Can you transcribe every record below exactly as it appears?

********************

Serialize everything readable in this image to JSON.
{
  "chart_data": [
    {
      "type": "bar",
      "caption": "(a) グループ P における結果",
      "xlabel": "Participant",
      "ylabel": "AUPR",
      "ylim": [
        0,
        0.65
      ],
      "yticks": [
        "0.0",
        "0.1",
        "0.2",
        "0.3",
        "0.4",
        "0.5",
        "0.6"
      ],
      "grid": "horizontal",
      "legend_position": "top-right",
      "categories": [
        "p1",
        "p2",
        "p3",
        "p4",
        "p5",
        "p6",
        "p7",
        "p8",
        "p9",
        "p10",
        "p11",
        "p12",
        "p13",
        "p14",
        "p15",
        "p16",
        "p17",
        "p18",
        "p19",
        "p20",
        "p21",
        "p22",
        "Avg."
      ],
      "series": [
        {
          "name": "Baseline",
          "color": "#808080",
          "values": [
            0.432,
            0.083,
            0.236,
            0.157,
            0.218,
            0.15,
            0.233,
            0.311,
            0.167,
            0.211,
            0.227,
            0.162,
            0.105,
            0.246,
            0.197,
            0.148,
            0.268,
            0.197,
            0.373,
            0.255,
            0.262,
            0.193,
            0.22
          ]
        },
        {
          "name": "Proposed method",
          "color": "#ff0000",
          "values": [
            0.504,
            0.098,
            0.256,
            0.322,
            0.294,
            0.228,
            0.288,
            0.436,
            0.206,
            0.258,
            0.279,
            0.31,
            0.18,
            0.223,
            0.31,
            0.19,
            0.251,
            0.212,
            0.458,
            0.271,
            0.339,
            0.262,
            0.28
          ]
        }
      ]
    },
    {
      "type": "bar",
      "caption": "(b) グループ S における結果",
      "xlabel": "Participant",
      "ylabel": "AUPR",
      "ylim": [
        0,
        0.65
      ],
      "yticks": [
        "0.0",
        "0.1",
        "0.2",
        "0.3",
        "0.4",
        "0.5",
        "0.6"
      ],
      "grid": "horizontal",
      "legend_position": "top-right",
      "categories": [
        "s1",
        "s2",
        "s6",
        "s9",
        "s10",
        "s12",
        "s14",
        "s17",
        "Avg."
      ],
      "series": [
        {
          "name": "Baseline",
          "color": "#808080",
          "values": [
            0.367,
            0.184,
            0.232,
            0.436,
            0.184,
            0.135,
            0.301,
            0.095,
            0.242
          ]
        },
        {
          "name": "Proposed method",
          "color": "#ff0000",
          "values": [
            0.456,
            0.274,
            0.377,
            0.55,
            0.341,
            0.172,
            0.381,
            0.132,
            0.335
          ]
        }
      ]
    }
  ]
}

********************

(Result):
Serialize everything readable in this image to JSON.
{
  "chart_data": [
    {
      "type": "bar",
      "caption": "(a) グループ P における結果",
      "xlabel": "Participant",
      "ylabel": "AUPR",
      "ylim": [
        0,
        0.65
      ],
      "yticks": [
        "0.0",
        "0.1",
        "0.2",
        "0.3",
        "0.4",
        "0.5",
        "0.6"
      ],
      "grid": "horizontal",
      "legend_position": "top-right",
      "categories": [
        "p1",
        "p2",
        "p3",
        "p4",
        "p5",
        "p6",
        "p7",
        "p8",
        "p9",
        "p10",
        "p11",
        "p12",
        "p13",
        "p14",
        "p15",
        "p16",
        "p17",
        "p18",
        "p19",
        "p20",
        "p21",
        "p22",
        "Avg."
      ],
      "series": [
        {
          "name": "Baseline",
          "color": "#808080",
          "values": [
            0.432,
            0.083,
            0.236,
            0.157,
            0.218,
            0.15,
            0.233,
            0.311,
            0.167,
            0.211,
            0.227,
            0.162,
            0.105,
            0.246,
            0.197,
            0.148,
            0.268,
            0.197,
            0.373,
            0.255,
            0.262,
            0.193,
            0.22
          ]
        },
        {
          "name": "Proposed method",
          "color": "#ff0000",
          "values": [
            0.504,
            0.098,
            0.256,
            0.322,
            0.294,
            0.228,
            0.288,
            0.436,
            0.206,
            0.258,
            0.279,
            0.31,
            0.18,
            0.223,
            0.31,
            0.19,
            0.251,
            0.212,
            0.458,
            0.271,
            0.339,
            0.262,
            0.28
          ]
        }
      ]
    },
    {
      "type": "bar",
      "caption": "(b) グループ S における結果",
      "xlabel": "Participant",
      "ylabel": "AUPR",
      "ylim": [
        0,
        0.65
      ],
      "yticks": [
        "0.0",
        "0.1",
        "0.2",
        "0.3",
        "0.4",
        "0.5",
        "0.6"
      ],
      "grid": "horizontal",
      "legend_position": "top-right",
      "categories": [
        "s1",
        "s2",
        "s6",
        "s9",
        "s10",
        "s12",
        "s14",
        "s17",
        "Avg."
      ],
      "series": [
        {
          "name": "Baseline",
          "color": "#808080",
          "values": [
            0.367,
            0.184,
            0.232,
            0.436,
            0.184,
            0.135,
            0.301,
            0.095,
            0.242
          ]
        },
        {
          "name": "Proposed method",
          "color": "#ff0000",
          "values": [
            0.456,
            0.274,
            0.377,
            0.55,
            0.341,
            0.172,
            0.381,
            0.132,
            0.335
          ]
        }
      ]
    }
  ]
}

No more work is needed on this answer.